YOUR TASK
Transcribe the entries that follow, word for word.
*** INPUT ROWS ***
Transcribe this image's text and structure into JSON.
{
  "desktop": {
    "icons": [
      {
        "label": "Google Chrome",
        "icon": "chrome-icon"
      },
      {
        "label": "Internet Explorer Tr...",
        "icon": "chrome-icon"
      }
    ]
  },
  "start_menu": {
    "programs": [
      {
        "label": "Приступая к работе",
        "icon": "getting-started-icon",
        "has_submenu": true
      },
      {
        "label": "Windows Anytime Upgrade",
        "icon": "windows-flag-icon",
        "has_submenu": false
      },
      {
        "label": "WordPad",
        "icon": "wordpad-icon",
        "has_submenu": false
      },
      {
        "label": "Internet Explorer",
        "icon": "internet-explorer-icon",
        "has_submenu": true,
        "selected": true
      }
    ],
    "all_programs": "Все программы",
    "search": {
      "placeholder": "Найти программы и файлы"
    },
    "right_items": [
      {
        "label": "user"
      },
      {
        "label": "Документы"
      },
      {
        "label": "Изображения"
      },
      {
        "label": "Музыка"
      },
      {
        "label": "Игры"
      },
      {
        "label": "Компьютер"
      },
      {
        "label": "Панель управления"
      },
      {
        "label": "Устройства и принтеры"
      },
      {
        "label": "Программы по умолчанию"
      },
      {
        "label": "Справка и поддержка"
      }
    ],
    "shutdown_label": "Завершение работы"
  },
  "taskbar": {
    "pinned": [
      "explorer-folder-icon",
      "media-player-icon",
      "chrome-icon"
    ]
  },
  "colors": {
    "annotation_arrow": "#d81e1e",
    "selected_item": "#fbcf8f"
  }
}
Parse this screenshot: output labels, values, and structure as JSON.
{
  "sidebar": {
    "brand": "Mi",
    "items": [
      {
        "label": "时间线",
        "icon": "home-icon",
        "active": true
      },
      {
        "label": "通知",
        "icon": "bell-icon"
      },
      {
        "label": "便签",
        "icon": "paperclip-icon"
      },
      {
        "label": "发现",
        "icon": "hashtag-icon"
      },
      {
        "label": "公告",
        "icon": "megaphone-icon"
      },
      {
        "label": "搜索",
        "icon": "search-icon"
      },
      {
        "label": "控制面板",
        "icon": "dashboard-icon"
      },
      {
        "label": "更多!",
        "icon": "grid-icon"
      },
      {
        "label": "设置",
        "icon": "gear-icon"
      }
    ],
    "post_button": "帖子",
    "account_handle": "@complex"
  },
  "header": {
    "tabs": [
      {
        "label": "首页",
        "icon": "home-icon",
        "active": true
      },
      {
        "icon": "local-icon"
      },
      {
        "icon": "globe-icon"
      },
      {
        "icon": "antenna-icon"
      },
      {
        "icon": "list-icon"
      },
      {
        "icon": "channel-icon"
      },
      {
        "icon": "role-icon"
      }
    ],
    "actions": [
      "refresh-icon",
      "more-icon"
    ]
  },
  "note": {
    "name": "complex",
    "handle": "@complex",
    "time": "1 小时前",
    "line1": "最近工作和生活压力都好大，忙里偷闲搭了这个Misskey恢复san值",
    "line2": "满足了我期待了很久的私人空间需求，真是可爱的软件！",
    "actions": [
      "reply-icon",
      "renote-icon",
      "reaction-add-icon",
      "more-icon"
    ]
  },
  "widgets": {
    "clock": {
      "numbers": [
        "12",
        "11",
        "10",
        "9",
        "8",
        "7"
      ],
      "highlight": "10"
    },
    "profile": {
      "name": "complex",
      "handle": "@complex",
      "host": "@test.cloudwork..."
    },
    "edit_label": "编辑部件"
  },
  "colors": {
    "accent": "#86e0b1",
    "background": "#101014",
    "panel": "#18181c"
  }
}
***
REPLY
Transcribe this image's text and structure into JSON.
{
  "desktop": {
    "icons": [
      {
        "label": "Google Chrome",
        "icon": "chrome-icon"
      },
      {
        "label": "Internet Explorer Tr...",
        "icon": "chrome-icon"
      }
    ]
  },
  "start_menu": {
    "programs": [
      {
        "label": "Приступая к работе",
        "icon": "getting-started-icon",
        "has_submenu": true
      },
      {
        "label": "Windows Anytime Upgrade",
        "icon": "windows-flag-icon",
        "has_submenu": false
      },
      {
        "label": "WordPad",
        "icon": "wordpad-icon",
        "has_submenu": false
      },
      {
        "label": "Internet Explorer",
        "icon": "internet-explorer-icon",
        "has_submenu": true,
        "selected": true
      }
    ],
    "all_programs": "Все программы",
    "search": {
      "placeholder": "Найти программы и файлы"
    },
    "right_items": [
      {
        "label": "user"
      },
      {
        "label": "Документы"
      },
      {
        "label": "Изображения"
      },
      {
        "label": "Музыка"
      },
      {
        "label": "Игры"
      },
      {
        "label": "Компьютер"
      },
      {
        "label": "Панель управления"
      },
      {
        "label": "Устройства и принтеры"
      },
      {
        "label": "Программы по умолчанию"
      },
      {
        "label": "Справка и поддержка"
      }
    ],
    "shutdown_label": "Завершение работы"
  },
  "taskbar": {
    "pinned": [
      "explorer-folder-icon",
      "media-player-icon",
      "chrome-icon"
    ]
  },
  "colors": {
    "annotation_arrow": "#d81e1e",
    "selected_item": "#fbcf8f"
  }
}
Parse this screenshot: output labels, values, and structure as JSON.
{
  "sidebar": {
    "brand": "Mi",
    "items": [
      {
        "label": "时间线",
        "icon": "home-icon",
        "active": true
      },
      {
        "label": "通知",
        "icon": "bell-icon"
      },
      {
        "label": "便签",
        "icon": "paperclip-icon"
      },
      {
        "label": "发现",
        "icon": "hashtag-icon"
      },
      {
        "label": "公告",
        "icon": "megaphone-icon"
      },
      {
        "label": "搜索",
        "icon": "search-icon"
      },
      {
        "label": "控制面板",
        "icon": "dashboard-icon"
      },
      {
        "label": "更多!",
        "icon": "grid-icon"
      },
      {
        "label": "设置",
        "icon": "gear-icon"
      }
    ],
    "post_button": "帖子",
    "account_handle": "@complex"
  },
  "header": {
    "tabs": [
      {
        "label": "首页",
        "icon": "home-icon",
        "active": true
      },
      {
        "icon": "local-icon"
      },
      {
        "icon": "globe-icon"
      },
      {
        "icon": "antenna-icon"
      },
      {
        "icon": "list-icon"
      },
      {
        "icon": "channel-icon"
      },
      {
        "icon": "role-icon"
      }
    ],
    "actions": [
      "refresh-icon",
      "more-icon"
    ]
  },
  "note": {
    "name": "complex",
    "handle": "@complex",
    "time": "1 小时前",
    "line1": "最近工作和生活压力都好大，忙里偷闲搭了这个Misskey恢复san值",
    "line2": "满足了我期待了很久的私人空间需求，真是可爱的软件！",
    "actions": [
      "reply-icon",
      "renote-icon",
      "reaction-add-icon",
      "more-icon"
    ]
  },
  "widgets": {
    "clock": {
      "numbers": [
        "12",
        "11",
        "10",
        "9",
        "8",
        "7"
      ],
      "highlight": "10"
    },
    "profile": {
      "name": "complex",
      "handle": "@complex",
      "host": "@test.cloudwork..."
    },
    "edit_label": "编辑部件"
  },
  "colors": {
    "accent": "#86e0b1",
    "background": "#101014",
    "panel": "#18181c"
  }
}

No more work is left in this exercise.